Obiettivo del compito
Rispondi a queste domande sull'articolo sui cambiamenti climatici:
(a) Quante tonnellate di ghiaccio si sono sciolte in un solo giorno in Groenlandia?
(b) Se si rapporta la vita umana alla scala di 1 secolo, da quante ore esistiamo?
(c) Quando è stato presentato il "Profilo Climatico"?

Pagina

----------------------------------------

Cambiamenti climatici. Mazzocca: che fine ha fatto il piano regionale di adattamento?

Negli ultimi mesi la stampa nazionale ha finalmente intensificato l’informazione sugli effetti dei cambiamenti climatici, complici alcuni eventi macroscopici.

 

Dallo scioglimento di 11 miliardi di tonnellate di ghiaccio in un solo giorno (Groenlandia), agli oltre 400 incendi che stanno devastando le grandi foreste del Nord (in Siberia, Alaska e Canada, starebbe bruciando una superficie di circa 130mila Kmq – pari al territorio della Grecia) e immettendo in atmosfera grandi quantità di CO2, all’assalto alle risorse amazzoniche (con l’avvento di Bolsonaro l’immensa foresta ha perso 3.444 Kmq di alberi, con un aumento della superficie disboscata annua pari all’88%, più di 3 campi di calcio al minuto). E mentre l’UE definisce lo scorso luglio come il mese più caldo da oltre un secolo, a breve territori densamente popolati saranno invivibili a causa del global warming e un quarto della popolazione mondiale rimarrà senza acqua. Facile ipotizzare come il cambiamento climatico destabilizzerà la geopolitica nel breve termine.

 

La tempistica non è più da ‘orologio geologico’. La terra ha circa 4.550 milioni di anni e la comparsa dei primi ominidi risale a 2 milioni di anni fa. Se con un audace e semplice esercizio algebrico proviamo a rapportare la vita umana alla scala di 1 secolo, noi esistiamo da 8 ore, la rivoluzione industriale è iniziata 2 minuti fa, e in questo tempo abbiamo distrutto il 55% delle foreste del pianeta. E mentre i governi ancora discutono su chi deve (o non deve) fare cosa per ridurre sensibilmente le emissioni in atmosfera, che valore può avere l’azione a livello locale? Altissimo, ritengo!

È ormai indubbio che i cambiamenti climatici rappresentano attualmente la più grande sfida che istituzioni e popolazioni sono chiamati ad affrontare. L’azione per farvi fronte è duplice e comporta la messa in campo di politiche complesse e integrate. Da un lato, contrastando le cause dell’innalzamento delle temperature globali mediante interventi di mitigazione capaci di ridurre realmente le emissioni di gas-serra. Dall’altro, predisponendo piani di adattamento in grado di minimizzare gli impatti dei cambiamenti climatici a livello locale e sostenere le capacità resilienti dei territori. Su tale ultimo punto, centrale è il ruolo dei governi territoriali e, in particolare, regionali. Analizziamo il caso dell’Abruzzo.

Il territorio regionale è caratterizzato dalla più alta diversità climatica dell’Italia peninsulare, da una elevata vulnerabilità agli impatti dei cambiamenti climatici e dalla necessità di accelerare sul tema delle ‘compensazioni ecosistemiche’; fin dal 2015 e partendo da zero, il Governo abruzzese si impegnò, a varare il proprio Piano Regionale di Adattamento (PACC) avviando la stesura del ‘Profilo Climatico’ (propedeutico al Piano e presentato nel giugno 2017) ed affidando la sua elaborazione ed il coordinamento del necessario processo partecipativo al Dipartimento ‘Disputer’ dell’Università ‘G. D’Annunzio’ ed al ‘Centro Documentazione Conflitti Ambientali’.

----------------------------------------

Materiale di riferimento
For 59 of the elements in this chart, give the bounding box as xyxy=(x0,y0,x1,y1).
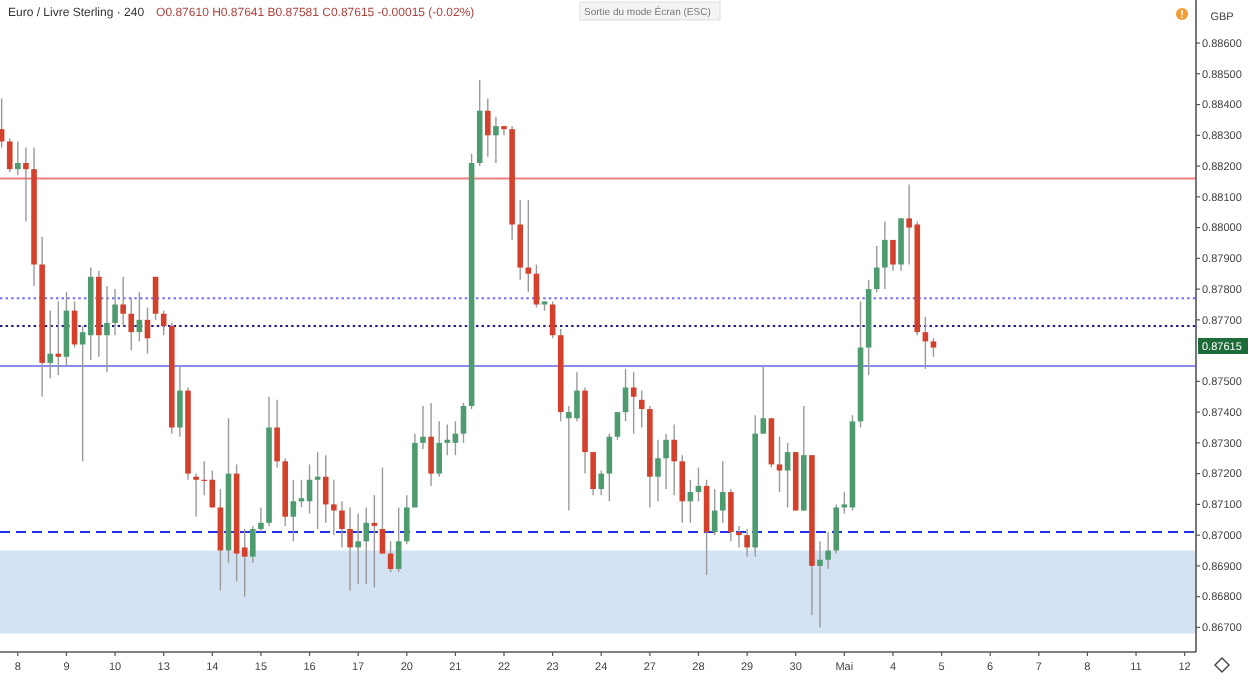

----------------------------------------

La risposta
(a) 11 miliardi di tonnellate.
(b) Da 8 ore.
(c) Nel giugno 2017.